WHAT IS BEING ASKED: The data below should be restated word for word, with every picture omitted.

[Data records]
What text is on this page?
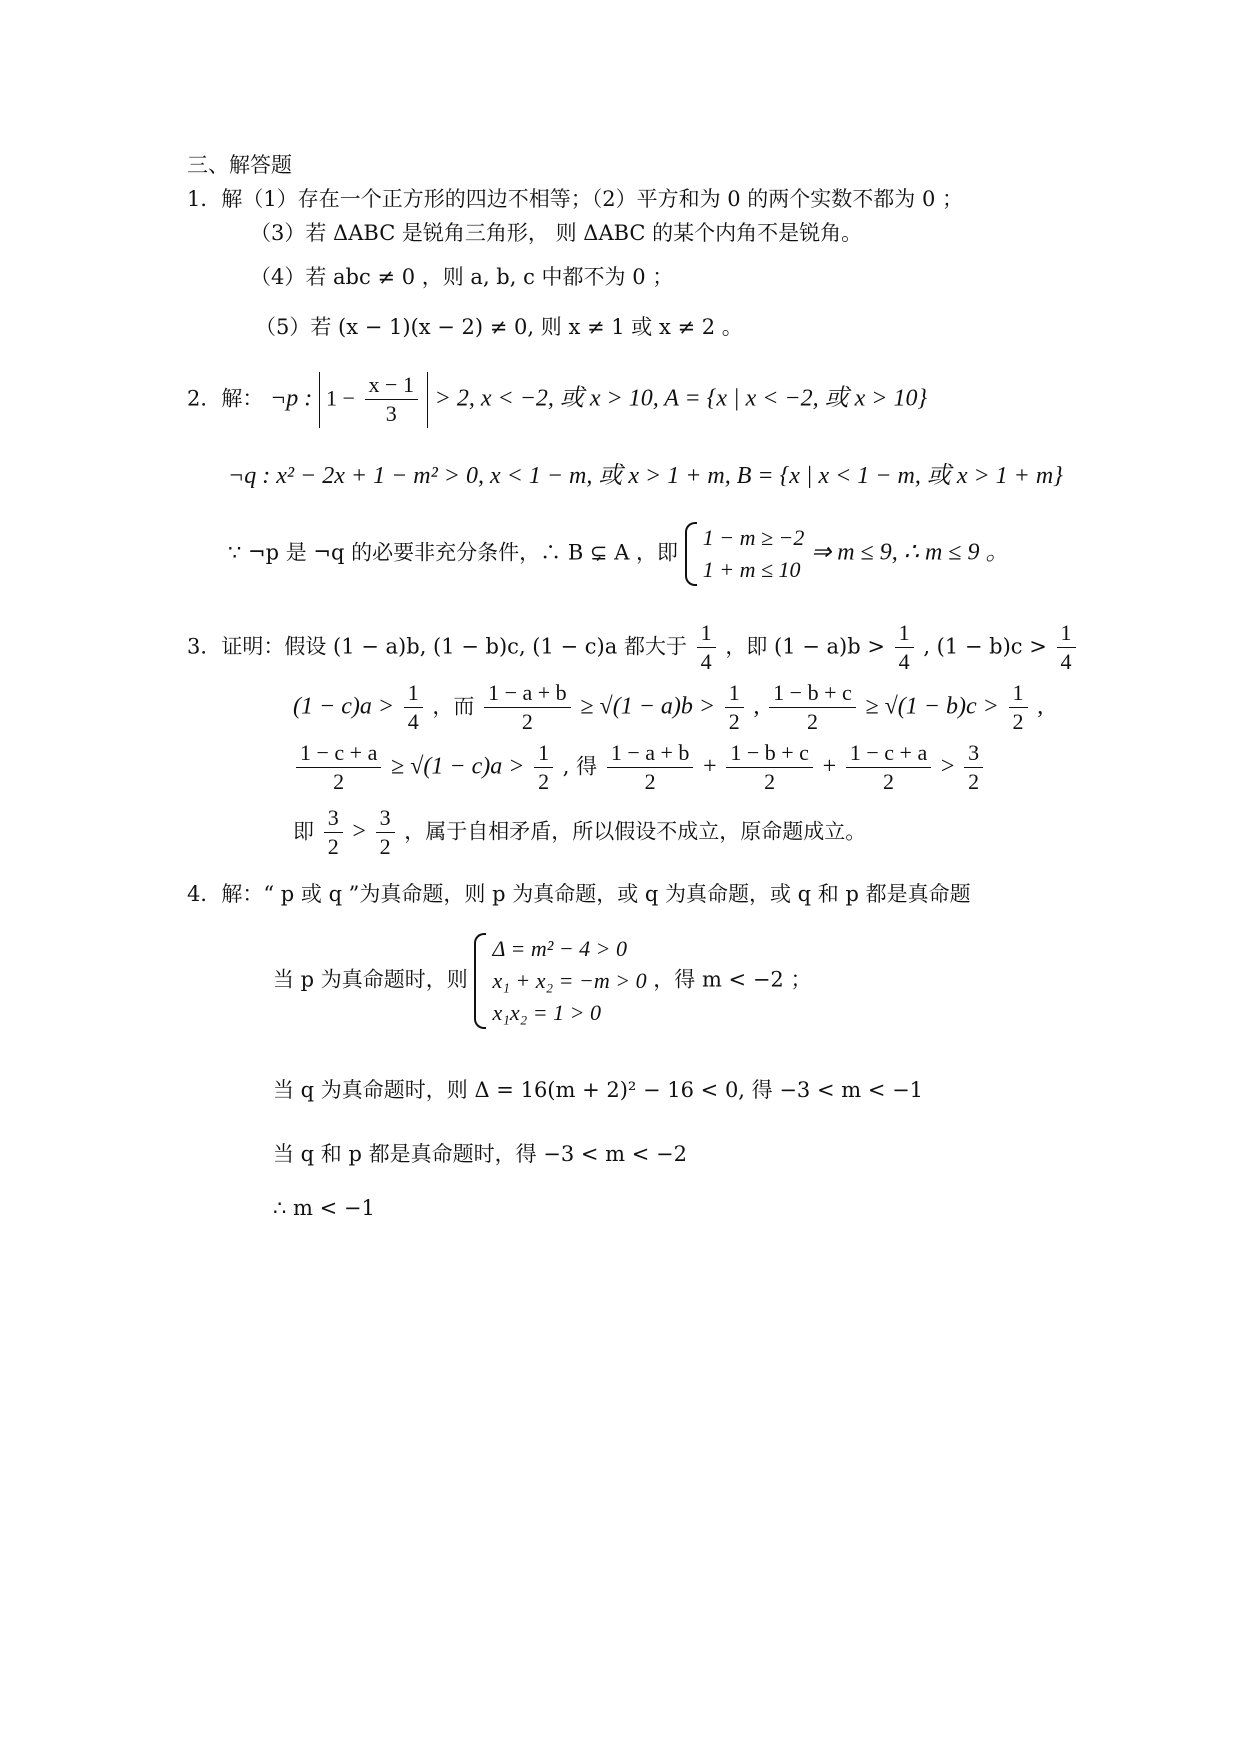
三、解答题
1．解（1）存在一个正方形的四边不相等；（2）平方和为 0 的两个实数不都为 0 ；
（3）若 ΔABC 是锐角三角形， 则 ΔABC 的某个内角不是锐角。
（4）若 abc ≠ 0 ，则 a, b, c 中都不为 0 ；
（5）若 (x − 1)(x − 2) ≠ 0, 则 x ≠ 1 或 x ≠ 2 。
2．解： ¬p : $1 - \frac{x - 1}{3} > 2$, x < −2, 或 x > 10, A = {x | x < −2, 或 x > 10}
¬q : x² − 2x + 1 − m² > 0, x < 1 − m, 或 x > 1 + m, B = {x | x < 1 − m, 或 x > 1 + m}
∵ ¬p 是 ¬q 的必要非充分条件，∴ B ⊊ A ，即
1 − m ≥ −2
1 + m ≤ 10
⇒ m ≤ 9, ∴ m ≤ 9 。
3．证明：假设 (1 − a)b, (1 − b)c, (1 − c)a 都大于 $\frac{1}{4}$ ，即 $(1 - a)b > \frac{1}{4}$ , $(1 - b)c > \frac{1}{4}$
$(1 - c)a > \frac{1}{4}$ ，而 $\frac{1 - a + b}{2} \ge √(1 - a)b > \frac{1}{2}$ , $\frac{1 - b + c}{2} \ge √(1 - b)c > \frac{1}{2}$ ,
$\frac{1 - c + a}{2} \ge √(1 - c)a > \frac{1}{2}$ , 得 $\frac{1 - a + b}{2} + \frac{1 - b + c}{2} + \frac{1 - c + a}{2} > \frac{3}{2}$
即 $\frac{3}{2} > \frac{3}{2}$ ，属于自相矛盾，所以假设不成立，原命题成立。
4．解：“ p 或 q ”为真命题，则 p 为真命题，或 q 为真命题，或 q 和 p 都是真命题
当 p 为真命题时，则
Δ = m² − 4 > 0
x₁ + x₂ = −m > 0
x₁x₂ = 1 > 0
，得 m < −2 ；
当 q 为真命题时，则 Δ = 16(m + 2)² − 16 < 0, 得 −3 < m < −1
当 q 和 p 都是真命题时，得 −3 < m < −2
∴ m < −1
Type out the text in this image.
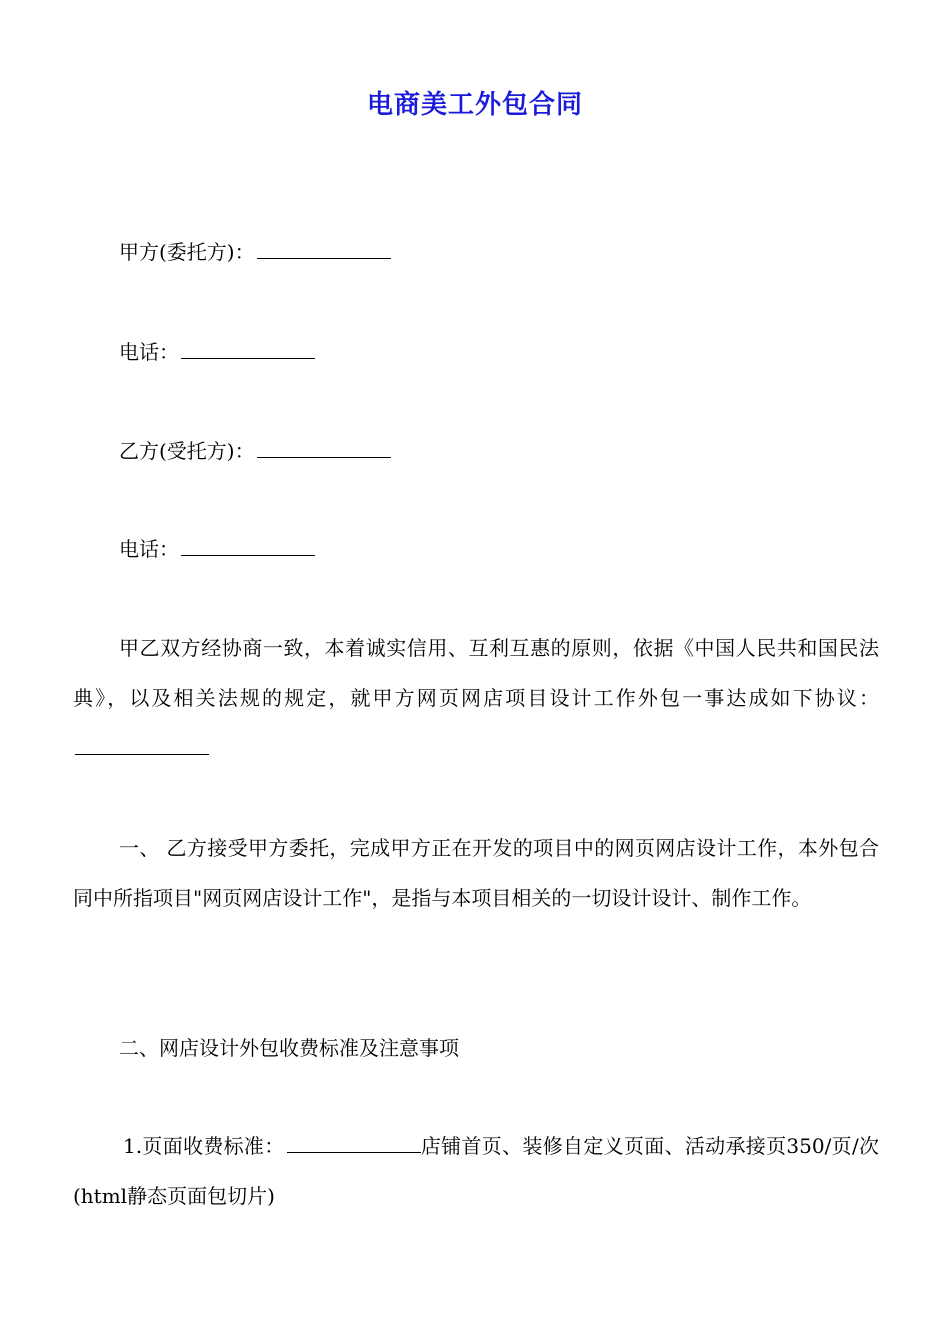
电商美工外包合同
甲方(委托方)：
电话：
乙方(受托方)：
电话：
甲乙双方经协商一致，本着诚实信用、互利互惠的原则，依据《中国人民共和国民法典》，以及相关法规的规定，就甲方网页网店项目设计工作外包一事达成如下协议：
一、 乙方接受甲方委托，完成甲方正在开发的项目中的网页网店设计工作，本外包合同中所指项目"网页网店设计工作"，是指与本项目相关的一切设计设计、制作工作。
二、网店设计外包收费标准及注意事项
1.页面收费标准：	店铺首页、装修自定义页面、活动承接页350/页/次(html静态页面包切片)
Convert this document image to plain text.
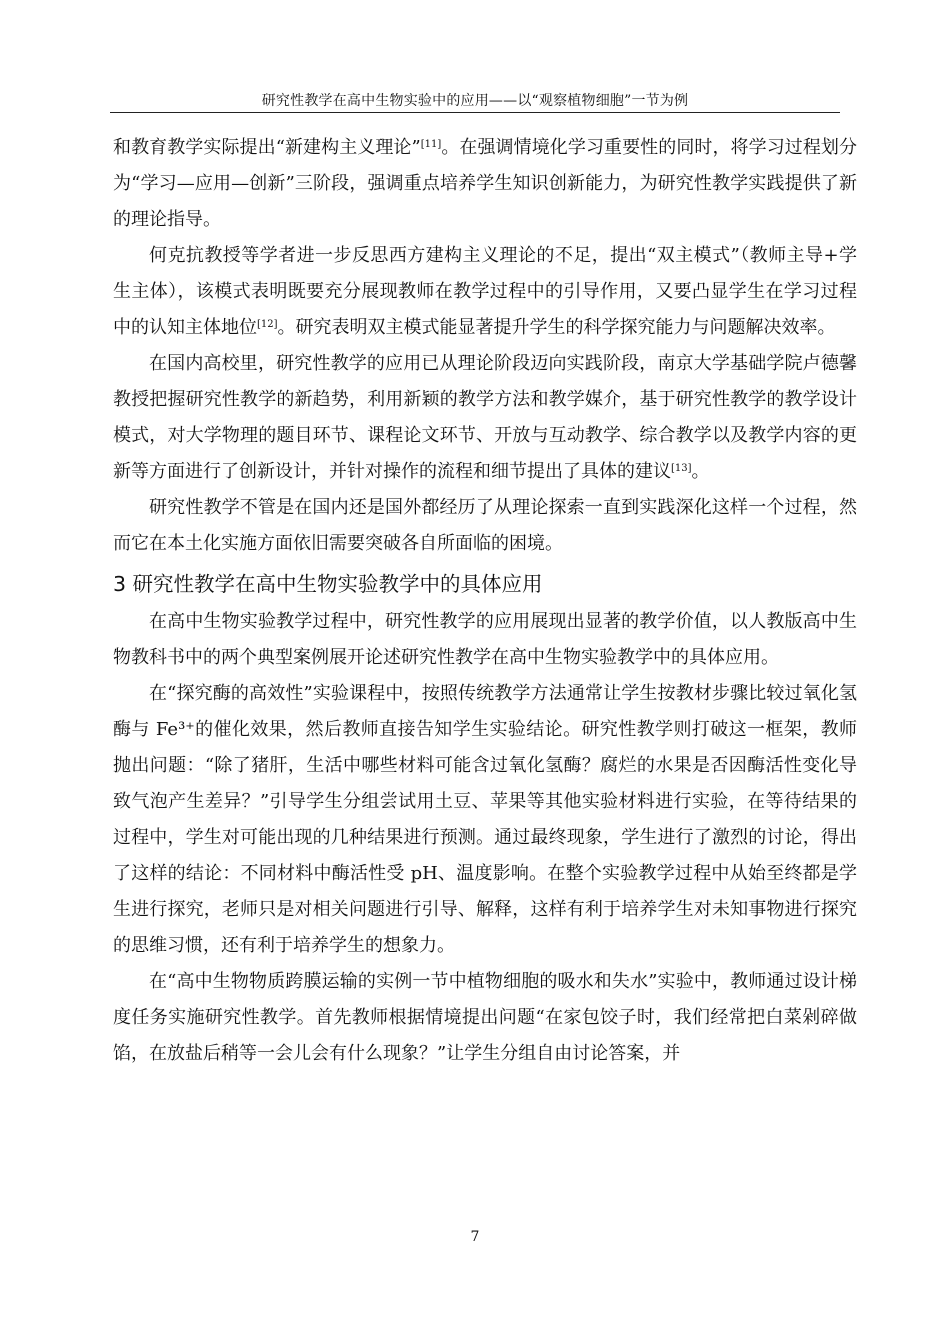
研究性教学在高中生物实验中的应用——以“观察植物细胞”一节为例

和教育教学实际提出“新建构主义理论”[11]。在强调情境化学习重要性的同时，将学习过程划分为“学习—应用—创新”三阶段，强调重点培养学生知识创新能力，为研究性教学实践提供了新的理论指导。

何克抗教授等学者进一步反思西方建构主义理论的不足，提出“双主模式”（教师主导+学生主体），该模式表明既要充分展现教师在教学过程中的引导作用，又要凸显学生在学习过程中的认知主体地位[12]。研究表明双主模式能显著提升学生的科学探究能力与问题解决效率。

在国内高校里，研究性教学的应用已从理论阶段迈向实践阶段，南京大学基础学院卢德馨教授把握研究性教学的新趋势，利用新颖的教学方法和教学媒介，基于研究性教学的教学设计模式，对大学物理的题目环节、课程论文环节、开放与互动教学、综合教学以及教学内容的更新等方面进行了创新设计，并针对操作的流程和细节提出了具体的建议[13]。

研究性教学不管是在国内还是国外都经历了从理论探索一直到实践深化这样一个过程，然而它在本土化实施方面依旧需要突破各自所面临的困境。

3 研究性教学在高中生物实验教学中的具体应用

在高中生物实验教学过程中，研究性教学的应用展现出显著的教学价值，以人教版高中生物教科书中的两个典型案例展开论述研究性教学在高中生物实验教学中的具体应用。

在“探究酶的高效性”实验课程中，按照传统教学方法通常让学生按教材步骤比较过氧化氢酶与 Fe³⁺的催化效果，然后教师直接告知学生实验结论。研究性教学则打破这一框架，教师抛出问题：“除了猪肝，生活中哪些材料可能含过氧化氢酶？腐烂的水果是否因酶活性变化导致气泡产生差异？”引导学生分组尝试用土豆、苹果等其他实验材料进行实验，在等待结果的过程中，学生对可能出现的几种结果进行预测。通过最终现象，学生进行了激烈的讨论，得出了这样的结论：不同材料中酶活性受 pH、温度影响。在整个实验教学过程中从始至终都是学生进行探究，老师只是对相关问题进行引导、解释，这样有利于培养学生对未知事物进行探究的思维习惯，还有利于培养学生的想象力。

在“高中生物物质跨膜运输的实例一节中植物细胞的吸水和失水”实验中，教师通过设计梯度任务实施研究性教学。首先教师根据情境提出问题“在家包饺子时，我们经常把白菜剁碎做馅，在放盐后稍等一会儿会有什么现象？”让学生分组自由讨论答案，并

7
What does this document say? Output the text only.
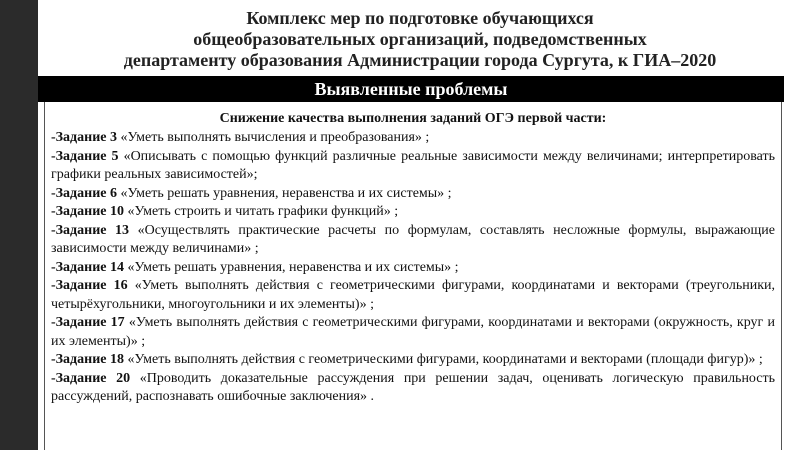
Комплекс мер по подготовке обучающихся
общеобразовательных организаций, подведомственных
департаменту образования Администрации города Сургута, к ГИА–2020
Выявленные проблемы
Снижение качества выполнения заданий ОГЭ первой части:
-Задание 3 «Уметь выполнять вычисления и преобразования» ;
-Задание 5 «Описывать с помощью функций различные реальные зависимости между величинами; интерпретировать графики реальных зависимостей»;
-Задание 6 «Уметь решать уравнения, неравенства и их системы» ;
-Задание 10 «Уметь строить и читать графики функций» ;
-Задание 13 «Осуществлять практические расчеты по формулам, составлять несложные формулы, выражающие зависимости между величинами» ;
-Задание 14 «Уметь решать уравнения, неравенства и их системы» ;
-Задание 16 «Уметь выполнять действия с геометрическими фигурами, координатами и векторами (треугольники, четырёхугольники, многоугольники и их элементы)» ;
-Задание 17 «Уметь выполнять действия с геометрическими фигурами, координатами и векторами (окружность, круг и их элементы)» ;
-Задание 18 «Уметь выполнять действия с геометрическими фигурами, координатами и векторами (площади фигур)» ;
-Задание 20 «Проводить доказательные рассуждения при решении задач, оценивать логическую правильность рассуждений, распознавать ошибочные заключения» .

ANSWER TO THIS EXERCISE:
What text is on this page?
三、解答题
1．解（1）存在一个正方形的四边不相等；（2）平方和为 0 的两个实数不都为 0 ；
（3）若 ΔABC 是锐角三角形， 则 ΔABC 的某个内角不是锐角。
（4）若 abc ≠ 0 ，则 a, b, c 中都不为 0 ；
（5）若 (x − 1)(x − 2) ≠ 0, 则 x ≠ 1 或 x ≠ 2 。
2．解： ¬p : $1 - \frac{x - 1}{3} > 2$, x < −2, 或 x > 10, A = {x | x < −2, 或 x > 10}
¬q : x² − 2x + 1 − m² > 0, x < 1 − m, 或 x > 1 + m, B = {x | x < 1 − m, 或 x > 1 + m}
∵ ¬p 是 ¬q 的必要非充分条件，∴ B ⊊ A ，即
1 − m ≥ −2
1 + m ≤ 10
⇒ m ≤ 9, ∴ m ≤ 9 。
3．证明：假设 (1 − a)b, (1 − b)c, (1 − c)a 都大于 $\frac{1}{4}$ ，即 $(1 - a)b > \frac{1}{4}$ , $(1 - b)c > \frac{1}{4}$
$(1 - c)a > \frac{1}{4}$ ，而 $\frac{1 - a + b}{2} \ge √(1 - a)b > \frac{1}{2}$ , $\frac{1 - b + c}{2} \ge √(1 - b)c > \frac{1}{2}$ ,
$\frac{1 - c + a}{2} \ge √(1 - c)a > \frac{1}{2}$ , 得 $\frac{1 - a + b}{2} + \frac{1 - b + c}{2} + \frac{1 - c + a}{2} > \frac{3}{2}$
即 $\frac{3}{2} > \frac{3}{2}$ ，属于自相矛盾，所以假设不成立，原命题成立。
4．解：“ p 或 q ”为真命题，则 p 为真命题，或 q 为真命题，或 q 和 p 都是真命题
当 p 为真命题时，则
Δ = m² − 4 > 0
x₁ + x₂ = −m > 0
x₁x₂ = 1 > 0
，得 m < −2 ；
当 q 为真命题时，则 Δ = 16(m + 2)² − 16 < 0, 得 −3 < m < −1
当 q 和 p 都是真命题时，得 −3 < m < −2
∴ m < −1
Type out the text in this image.
电商美工外包合同
甲方(委托方)：
电话：
乙方(受托方)：
电话：
甲乙双方经协商一致，本着诚实信用、互利互惠的原则，依据《中国人民共和国民法典》，以及相关法规的规定，就甲方网页网店项目设计工作外包一事达成如下协议：
一、 乙方接受甲方委托，完成甲方正在开发的项目中的网页网店设计工作，本外包合同中所指项目"网页网店设计工作"，是指与本项目相关的一切设计设计、制作工作。
二、网店设计外包收费标准及注意事项
1.页面收费标准：	店铺首页、装修自定义页面、活动承接页350/页/次(html静态页面包切片)
Convert this document image to plain text.
研究性教学在高中生物实验中的应用——以“观察植物细胞”一节为例

和教育教学实际提出“新建构主义理论”[11]。在强调情境化学习重要性的同时，将学习过程划分为“学习—应用—创新”三阶段，强调重点培养学生知识创新能力，为研究性教学实践提供了新的理论指导。

何克抗教授等学者进一步反思西方建构主义理论的不足，提出“双主模式”（教师主导+学生主体），该模式表明既要充分展现教师在教学过程中的引导作用，又要凸显学生在学习过程中的认知主体地位[12]。研究表明双主模式能显著提升学生的科学探究能力与问题解决效率。

在国内高校里，研究性教学的应用已从理论阶段迈向实践阶段，南京大学基础学院卢德馨教授把握研究性教学的新趋势，利用新颖的教学方法和教学媒介，基于研究性教学的教学设计模式，对大学物理的题目环节、课程论文环节、开放与互动教学、综合教学以及教学内容的更新等方面进行了创新设计，并针对操作的流程和细节提出了具体的建议[13]。

研究性教学不管是在国内还是国外都经历了从理论探索一直到实践深化这样一个过程，然而它在本土化实施方面依旧需要突破各自所面临的困境。

3 研究性教学在高中生物实验教学中的具体应用

在高中生物实验教学过程中，研究性教学的应用展现出显著的教学价值，以人教版高中生物教科书中的两个典型案例展开论述研究性教学在高中生物实验教学中的具体应用。

在“探究酶的高效性”实验课程中，按照传统教学方法通常让学生按教材步骤比较过氧化氢酶与 Fe³⁺的催化效果，然后教师直接告知学生实验结论。研究性教学则打破这一框架，教师抛出问题：“除了猪肝，生活中哪些材料可能含过氧化氢酶？腐烂的水果是否因酶活性变化导致气泡产生差异？”引导学生分组尝试用土豆、苹果等其他实验材料进行实验，在等待结果的过程中，学生对可能出现的几种结果进行预测。通过最终现象，学生进行了激烈的讨论，得出了这样的结论：不同材料中酶活性受 pH、温度影响。在整个实验教学过程中从始至终都是学生进行探究，老师只是对相关问题进行引导、解释，这样有利于培养学生对未知事物进行探究的思维习惯，还有利于培养学生的想象力。

在“高中生物物质跨膜运输的实例一节中植物细胞的吸水和失水”实验中，教师通过设计梯度任务实施研究性教学。首先教师根据情境提出问题“在家包饺子时，我们经常把白菜剁碎做馅，在放盐后稍等一会儿会有什么现象？”让学生分组自由讨论答案，并

7
What does this document say? Output the text only.
Комплекс мер по подготовке обучающихся
общеобразовательных организаций, подведомственных
департаменту образования Администрации города Сургута, к ГИА–2020
Выявленные проблемы
Снижение качества выполнения заданий ОГЭ первой части:
-Задание 3 «Уметь выполнять вычисления и преобразования» ;
-Задание 5 «Описывать с помощью функций различные реальные зависимости между величинами; интерпретировать графики реальных зависимостей»;
-Задание 6 «Уметь решать уравнения, неравенства и их системы» ;
-Задание 10 «Уметь строить и читать графики функций» ;
-Задание 13 «Осуществлять практические расчеты по формулам, составлять несложные формулы, выражающие зависимости между величинами» ;
-Задание 14 «Уметь решать уравнения, неравенства и их системы» ;
-Задание 16 «Уметь выполнять действия с геометрическими фигурами, координатами и векторами (треугольники, четырёхугольники, многоугольники и их элементы)» ;
-Задание 17 «Уметь выполнять действия с геометрическими фигурами, координатами и векторами (окружность, круг и их элементы)» ;
-Задание 18 «Уметь выполнять действия с геометрическими фигурами, координатами и векторами (площади фигур)» ;
-Задание 20 «Проводить доказательные рассуждения при решении задач, оценивать логическую правильность рассуждений, распознавать ошибочные заключения» .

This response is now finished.